WHAT YOU HAVE TO DO – Rewrite all of the rows below as a JSON list of strings, with one string for each line and no blank lines.

[Boxed element entries]
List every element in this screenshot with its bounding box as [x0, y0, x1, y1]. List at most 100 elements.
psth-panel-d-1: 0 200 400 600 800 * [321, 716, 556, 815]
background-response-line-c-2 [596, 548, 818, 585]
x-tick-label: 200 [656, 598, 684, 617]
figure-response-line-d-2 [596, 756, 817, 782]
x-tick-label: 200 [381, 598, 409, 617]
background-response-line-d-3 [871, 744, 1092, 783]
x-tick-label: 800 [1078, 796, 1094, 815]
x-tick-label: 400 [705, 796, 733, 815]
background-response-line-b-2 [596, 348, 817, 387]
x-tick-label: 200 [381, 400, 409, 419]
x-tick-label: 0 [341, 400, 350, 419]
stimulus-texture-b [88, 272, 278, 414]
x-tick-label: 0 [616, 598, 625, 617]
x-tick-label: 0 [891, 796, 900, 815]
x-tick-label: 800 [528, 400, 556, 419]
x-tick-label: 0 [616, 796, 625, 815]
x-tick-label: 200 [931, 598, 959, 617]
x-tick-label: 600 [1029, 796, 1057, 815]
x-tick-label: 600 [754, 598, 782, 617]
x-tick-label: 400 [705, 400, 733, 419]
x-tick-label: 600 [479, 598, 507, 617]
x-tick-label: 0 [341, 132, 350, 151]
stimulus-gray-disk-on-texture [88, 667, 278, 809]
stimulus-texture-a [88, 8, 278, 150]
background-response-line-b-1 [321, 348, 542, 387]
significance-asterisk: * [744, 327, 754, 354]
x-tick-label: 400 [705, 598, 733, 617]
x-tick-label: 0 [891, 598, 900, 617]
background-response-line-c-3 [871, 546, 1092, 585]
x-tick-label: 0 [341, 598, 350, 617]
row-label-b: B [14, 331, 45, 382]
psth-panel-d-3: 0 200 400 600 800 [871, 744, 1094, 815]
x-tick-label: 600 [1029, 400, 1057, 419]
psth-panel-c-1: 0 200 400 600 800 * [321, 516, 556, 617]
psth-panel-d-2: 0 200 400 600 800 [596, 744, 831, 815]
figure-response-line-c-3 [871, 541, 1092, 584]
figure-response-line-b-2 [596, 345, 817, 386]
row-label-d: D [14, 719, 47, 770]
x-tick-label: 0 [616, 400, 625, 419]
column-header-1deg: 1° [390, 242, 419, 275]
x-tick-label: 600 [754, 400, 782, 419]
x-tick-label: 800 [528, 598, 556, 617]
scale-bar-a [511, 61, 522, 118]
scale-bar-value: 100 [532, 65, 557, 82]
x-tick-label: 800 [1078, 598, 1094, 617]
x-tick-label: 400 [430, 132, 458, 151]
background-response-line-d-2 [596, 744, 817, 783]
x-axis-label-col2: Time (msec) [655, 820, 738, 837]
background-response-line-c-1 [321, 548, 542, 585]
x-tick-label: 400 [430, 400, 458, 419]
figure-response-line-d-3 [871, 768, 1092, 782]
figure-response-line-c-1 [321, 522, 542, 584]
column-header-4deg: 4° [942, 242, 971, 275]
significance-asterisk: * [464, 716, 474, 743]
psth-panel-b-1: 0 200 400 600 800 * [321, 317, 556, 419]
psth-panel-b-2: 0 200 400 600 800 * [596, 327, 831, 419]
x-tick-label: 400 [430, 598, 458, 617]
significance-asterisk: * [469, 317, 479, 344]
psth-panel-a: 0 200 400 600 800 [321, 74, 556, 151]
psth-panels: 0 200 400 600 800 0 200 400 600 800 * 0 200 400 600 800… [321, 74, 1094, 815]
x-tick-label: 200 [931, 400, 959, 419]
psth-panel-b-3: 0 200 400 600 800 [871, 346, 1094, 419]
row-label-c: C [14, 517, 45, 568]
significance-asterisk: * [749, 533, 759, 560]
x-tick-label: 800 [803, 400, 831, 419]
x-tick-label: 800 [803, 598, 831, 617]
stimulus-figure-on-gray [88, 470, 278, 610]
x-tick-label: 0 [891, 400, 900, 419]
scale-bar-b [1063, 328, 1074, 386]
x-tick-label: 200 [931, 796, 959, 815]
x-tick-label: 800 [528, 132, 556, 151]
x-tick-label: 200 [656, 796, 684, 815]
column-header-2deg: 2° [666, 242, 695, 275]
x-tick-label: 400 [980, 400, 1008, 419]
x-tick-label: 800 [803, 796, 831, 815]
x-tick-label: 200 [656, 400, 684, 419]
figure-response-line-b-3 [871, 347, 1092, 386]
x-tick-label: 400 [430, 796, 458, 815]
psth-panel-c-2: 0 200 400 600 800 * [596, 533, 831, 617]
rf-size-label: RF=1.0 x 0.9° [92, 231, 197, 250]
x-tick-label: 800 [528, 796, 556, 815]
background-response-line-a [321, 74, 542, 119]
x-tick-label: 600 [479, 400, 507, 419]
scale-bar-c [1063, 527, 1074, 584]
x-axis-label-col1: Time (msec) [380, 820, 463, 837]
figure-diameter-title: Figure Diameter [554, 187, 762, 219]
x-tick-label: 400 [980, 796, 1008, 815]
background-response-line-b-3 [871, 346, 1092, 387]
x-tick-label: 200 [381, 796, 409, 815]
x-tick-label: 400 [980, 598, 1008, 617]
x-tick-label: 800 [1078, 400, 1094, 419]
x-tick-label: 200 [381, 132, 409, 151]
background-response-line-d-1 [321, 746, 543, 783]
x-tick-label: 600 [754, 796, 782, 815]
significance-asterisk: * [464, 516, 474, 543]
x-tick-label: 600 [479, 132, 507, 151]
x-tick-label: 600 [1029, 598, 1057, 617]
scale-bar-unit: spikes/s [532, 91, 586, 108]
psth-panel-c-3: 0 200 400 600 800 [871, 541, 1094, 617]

RESULT OF THIS EXERCISE –
[
  "List every element in this screenshot with its bounding box as [x0, y0, x1, y1]. List at most 100 elements.",
  "psth-panel-d-1: 0 200 400 600 800 * [321, 716, 556, 815]",
  "background-response-line-c-2 [596, 548, 818, 585]",
  "x-tick-label: 200 [656, 598, 684, 617]",
  "figure-response-line-d-2 [596, 756, 817, 782]",
  "x-tick-label: 200 [381, 598, 409, 617]",
  "background-response-line-d-3 [871, 744, 1092, 783]",
  "x-tick-label: 800 [1078, 796, 1094, 815]",
  "x-tick-label: 400 [705, 796, 733, 815]",
  "background-response-line-b-2 [596, 348, 817, 387]",
  "x-tick-label: 200 [381, 400, 409, 419]",
  "x-tick-label: 0 [341, 400, 350, 419]",
  "stimulus-texture-b [88, 272, 278, 414]",
  "x-tick-label: 0 [616, 598, 625, 617]",
  "x-tick-label: 0 [891, 796, 900, 815]",
  "x-tick-label: 800 [528, 400, 556, 419]",
  "x-tick-label: 0 [616, 796, 625, 815]",
  "x-tick-label: 200 [931, 598, 959, 617]",
  "x-tick-label: 600 [1029, 796, 1057, 815]",
  "x-tick-label: 600 [754, 598, 782, 617]",
  "x-tick-label: 400 [705, 400, 733, 419]",
  "x-tick-label: 600 [479, 598, 507, 617]",
  "x-tick-label: 0 [341, 132, 350, 151]",
  "stimulus-gray-disk-on-texture [88, 667, 278, 809]",
  "stimulus-texture-a [88, 8, 278, 150]",
  "background-response-line-b-1 [321, 348, 542, 387]",
  "significance-asterisk: * [744, 327, 754, 354]",
  "x-tick-label: 400 [705, 598, 733, 617]",
  "x-tick-label: 0 [891, 598, 900, 617]",
  "background-response-line-c-3 [871, 546, 1092, 585]",
  "x-tick-label: 0 [341, 598, 350, 617]",
  "row-label-b: B [14, 331, 45, 382]",
  "psth-panel-d-3: 0 200 400 600 800 [871, 744, 1094, 815]",
  "x-tick-label: 600 [1029, 400, 1057, 419]",
  "psth-panel-c-1: 0 200 400 600 800 * [321, 516, 556, 617]",
  "psth-panel-d-2: 0 200 400 600 800 [596, 744, 831, 815]",
  "figure-response-line-c-3 [871, 541, 1092, 584]",
  "figure-response-line-b-2 [596, 345, 817, 386]",
  "row-label-d: D [14, 719, 47, 770]",
  "x-tick-label: 0 [616, 400, 625, 419]",
  "column-header-1deg: 1° [390, 242, 419, 275]",
  "x-tick-label: 600 [754, 400, 782, 419]",
  "x-tick-label: 800 [528, 598, 556, 617]",
  "scale-bar-a [511, 61, 522, 118]",
  "scale-bar-value: 100 [532, 65, 557, 82]",
  "x-tick-label: 800 [1078, 598, 1094, 617]",
  "x-tick-label: 400 [430, 132, 458, 151]",
  "background-response-line-d-2 [596, 744, 817, 783]",
  "x-axis-label-col2: Time (msec) [655, 820, 738, 837]",
  "background-response-line-c-1 [321, 548, 542, 585]",
  "x-tick-label: 400 [430, 400, 458, 419]",
  "figure-response-line-d-3 [871, 768, 1092, 782]",
  "figure-response-line-c-1 [321, 522, 542, 584]",
  "column-header-4deg: 4° [942, 242, 971, 275]",
  "significance-asterisk: * [464, 716, 474, 743]",
  "psth-panel-b-1: 0 200 400 600 800 * [321, 317, 556, 419]",
  "psth-panel-b-2: 0 200 400 600 800 * [596, 327, 831, 419]",
  "x-tick-label: 400 [430, 598, 458, 617]",
  "significance-asterisk: * [469, 317, 479, 344]",
  "psth-panel-a: 0 200 400 600 800 [321, 74, 556, 151]",
  "psth-panels: 0 200 400 600 800 0 200 400 600 800 * 0 200 400 600 800… [321, 74, 1094, 815]",
  "x-tick-label: 200 [931, 400, 959, 419]",
  "psth-panel-b-3: 0 200 400 600 800 [871, 346, 1094, 419]",
  "row-label-c: C [14, 517, 45, 568]",
  "significance-asterisk: * [749, 533, 759, 560]",
  "x-tick-label: 800 [803, 400, 831, 419]",
  "x-tick-label: 800 [803, 598, 831, 617]",
  "stimulus-figure-on-gray [88, 470, 278, 610]",
  "x-tick-label: 0 [891, 400, 900, 419]",
  "scale-bar-b [1063, 328, 1074, 386]",
  "x-tick-label: 200 [931, 796, 959, 815]",
  "x-tick-label: 800 [528, 132, 556, 151]",
  "x-tick-label: 200 [656, 796, 684, 815]",
  "column-header-2deg: 2° [666, 242, 695, 275]",
  "x-tick-label: 400 [980, 400, 1008, 419]",
  "x-tick-label: 800 [803, 796, 831, 815]",
  "x-tick-label: 200 [656, 400, 684, 419]",
  "figure-response-line-b-3 [871, 347, 1092, 386]",
  "x-tick-label: 400 [430, 796, 458, 815]",
  "psth-panel-c-2: 0 200 400 600 800 * [596, 533, 831, 617]",
  "rf-size-label: RF=1.0 x 0.9° [92, 231, 197, 250]",
  "x-tick-label: 800 [528, 796, 556, 815]",
  "background-response-line-a [321, 74, 542, 119]",
  "x-tick-label: 600 [479, 400, 507, 419]",
  "scale-bar-c [1063, 527, 1074, 584]",
  "x-axis-label-col1: Time (msec) [380, 820, 463, 837]",
  "figure-diameter-title: Figure Diameter [554, 187, 762, 219]",
  "x-tick-label: 400 [980, 796, 1008, 815]",
  "background-response-line-b-3 [871, 346, 1092, 387]",
  "x-tick-label: 200 [381, 796, 409, 815]",
  "x-tick-label: 400 [980, 598, 1008, 617]",
  "x-tick-label: 800 [1078, 400, 1094, 419]",
  "x-tick-label: 200 [381, 132, 409, 151]",
  "background-response-line-d-1 [321, 746, 543, 783]",
  "x-tick-label: 600 [754, 796, 782, 815]",
  "significance-asterisk: * [464, 516, 474, 543]",
  "x-tick-label: 600 [479, 132, 507, 151]",
  "x-tick-label: 600 [1029, 598, 1057, 617]",
  "scale-bar-unit: spikes/s [532, 91, 586, 108]",
  "psth-panel-c-3: 0 200 400 600 800 [871, 541, 1094, 617]"
]